**WHAT IS NEEDED**
Examine the entries below, count the lines holding the string "selected", and respond with the number only.

>> start

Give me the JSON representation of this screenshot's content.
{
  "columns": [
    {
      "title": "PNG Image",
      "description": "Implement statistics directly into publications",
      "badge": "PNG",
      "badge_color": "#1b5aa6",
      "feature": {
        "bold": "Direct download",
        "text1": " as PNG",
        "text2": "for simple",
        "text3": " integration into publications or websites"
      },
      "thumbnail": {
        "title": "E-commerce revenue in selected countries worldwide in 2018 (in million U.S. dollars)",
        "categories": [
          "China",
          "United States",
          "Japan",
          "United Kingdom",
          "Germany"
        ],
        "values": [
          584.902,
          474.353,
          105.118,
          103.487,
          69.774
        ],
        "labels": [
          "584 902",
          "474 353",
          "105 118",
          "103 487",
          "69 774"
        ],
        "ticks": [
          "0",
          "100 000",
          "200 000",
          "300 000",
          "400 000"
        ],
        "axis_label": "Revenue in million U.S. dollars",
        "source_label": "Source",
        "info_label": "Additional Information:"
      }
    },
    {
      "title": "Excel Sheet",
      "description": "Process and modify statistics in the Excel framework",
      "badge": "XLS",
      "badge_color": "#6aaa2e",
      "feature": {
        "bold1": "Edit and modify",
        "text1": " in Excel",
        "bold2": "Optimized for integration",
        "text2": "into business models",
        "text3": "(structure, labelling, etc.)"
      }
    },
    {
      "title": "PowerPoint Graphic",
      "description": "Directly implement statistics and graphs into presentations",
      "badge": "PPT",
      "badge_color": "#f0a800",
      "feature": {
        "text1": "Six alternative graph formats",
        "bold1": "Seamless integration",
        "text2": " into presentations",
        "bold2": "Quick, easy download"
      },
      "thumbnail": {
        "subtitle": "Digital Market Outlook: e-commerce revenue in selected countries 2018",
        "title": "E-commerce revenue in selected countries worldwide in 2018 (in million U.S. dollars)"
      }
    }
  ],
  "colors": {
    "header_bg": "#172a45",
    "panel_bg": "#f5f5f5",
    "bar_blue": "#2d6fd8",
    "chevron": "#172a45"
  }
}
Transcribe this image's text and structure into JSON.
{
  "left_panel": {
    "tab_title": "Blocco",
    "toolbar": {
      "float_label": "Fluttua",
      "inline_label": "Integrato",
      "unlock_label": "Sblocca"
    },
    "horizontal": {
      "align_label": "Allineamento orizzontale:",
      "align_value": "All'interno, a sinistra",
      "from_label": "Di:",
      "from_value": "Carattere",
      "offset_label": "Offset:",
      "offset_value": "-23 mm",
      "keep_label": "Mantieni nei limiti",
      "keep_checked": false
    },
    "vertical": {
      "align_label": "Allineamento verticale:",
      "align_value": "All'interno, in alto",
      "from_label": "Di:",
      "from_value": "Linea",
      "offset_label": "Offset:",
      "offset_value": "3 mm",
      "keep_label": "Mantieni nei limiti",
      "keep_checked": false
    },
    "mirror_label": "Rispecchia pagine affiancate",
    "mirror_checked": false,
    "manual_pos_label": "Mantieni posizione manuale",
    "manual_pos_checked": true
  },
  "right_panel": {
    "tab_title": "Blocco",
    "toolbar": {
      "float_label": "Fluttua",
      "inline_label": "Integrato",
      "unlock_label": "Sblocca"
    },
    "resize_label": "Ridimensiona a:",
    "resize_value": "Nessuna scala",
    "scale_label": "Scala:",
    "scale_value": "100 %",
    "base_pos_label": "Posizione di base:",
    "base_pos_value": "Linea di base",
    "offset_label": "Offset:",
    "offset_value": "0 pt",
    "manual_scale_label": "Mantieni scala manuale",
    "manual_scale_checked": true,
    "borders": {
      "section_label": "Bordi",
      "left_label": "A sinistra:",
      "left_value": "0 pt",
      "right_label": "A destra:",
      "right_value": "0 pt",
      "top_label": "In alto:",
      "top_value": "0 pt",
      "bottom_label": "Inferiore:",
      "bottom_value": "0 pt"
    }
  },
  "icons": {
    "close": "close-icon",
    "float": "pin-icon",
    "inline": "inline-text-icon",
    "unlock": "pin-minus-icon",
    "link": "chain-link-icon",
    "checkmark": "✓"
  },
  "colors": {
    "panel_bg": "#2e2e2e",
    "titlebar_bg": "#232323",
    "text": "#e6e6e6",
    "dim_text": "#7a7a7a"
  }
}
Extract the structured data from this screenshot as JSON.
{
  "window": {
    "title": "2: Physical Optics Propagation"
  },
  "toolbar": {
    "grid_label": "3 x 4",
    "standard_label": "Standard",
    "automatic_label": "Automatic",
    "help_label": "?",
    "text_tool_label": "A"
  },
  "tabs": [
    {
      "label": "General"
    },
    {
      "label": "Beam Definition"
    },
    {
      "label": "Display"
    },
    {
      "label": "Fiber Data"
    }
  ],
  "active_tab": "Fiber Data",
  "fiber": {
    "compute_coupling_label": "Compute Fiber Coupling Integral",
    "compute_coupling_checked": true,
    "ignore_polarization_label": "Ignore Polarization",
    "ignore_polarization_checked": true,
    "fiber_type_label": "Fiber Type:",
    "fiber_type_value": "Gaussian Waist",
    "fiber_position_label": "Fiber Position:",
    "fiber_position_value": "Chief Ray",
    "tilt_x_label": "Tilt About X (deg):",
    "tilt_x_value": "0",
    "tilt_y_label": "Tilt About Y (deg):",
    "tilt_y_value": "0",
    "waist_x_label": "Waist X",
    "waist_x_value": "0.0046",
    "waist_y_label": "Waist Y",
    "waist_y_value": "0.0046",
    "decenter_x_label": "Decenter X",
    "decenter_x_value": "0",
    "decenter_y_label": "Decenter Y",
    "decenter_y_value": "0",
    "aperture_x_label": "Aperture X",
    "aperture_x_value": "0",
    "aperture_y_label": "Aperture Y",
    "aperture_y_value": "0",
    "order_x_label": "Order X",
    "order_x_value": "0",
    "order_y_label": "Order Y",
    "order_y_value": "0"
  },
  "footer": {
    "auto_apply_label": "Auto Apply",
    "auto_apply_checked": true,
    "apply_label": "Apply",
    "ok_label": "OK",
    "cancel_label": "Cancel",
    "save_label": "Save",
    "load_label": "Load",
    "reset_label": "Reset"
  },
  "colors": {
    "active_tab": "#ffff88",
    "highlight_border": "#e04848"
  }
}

>> end

**FINAL RESULT**
3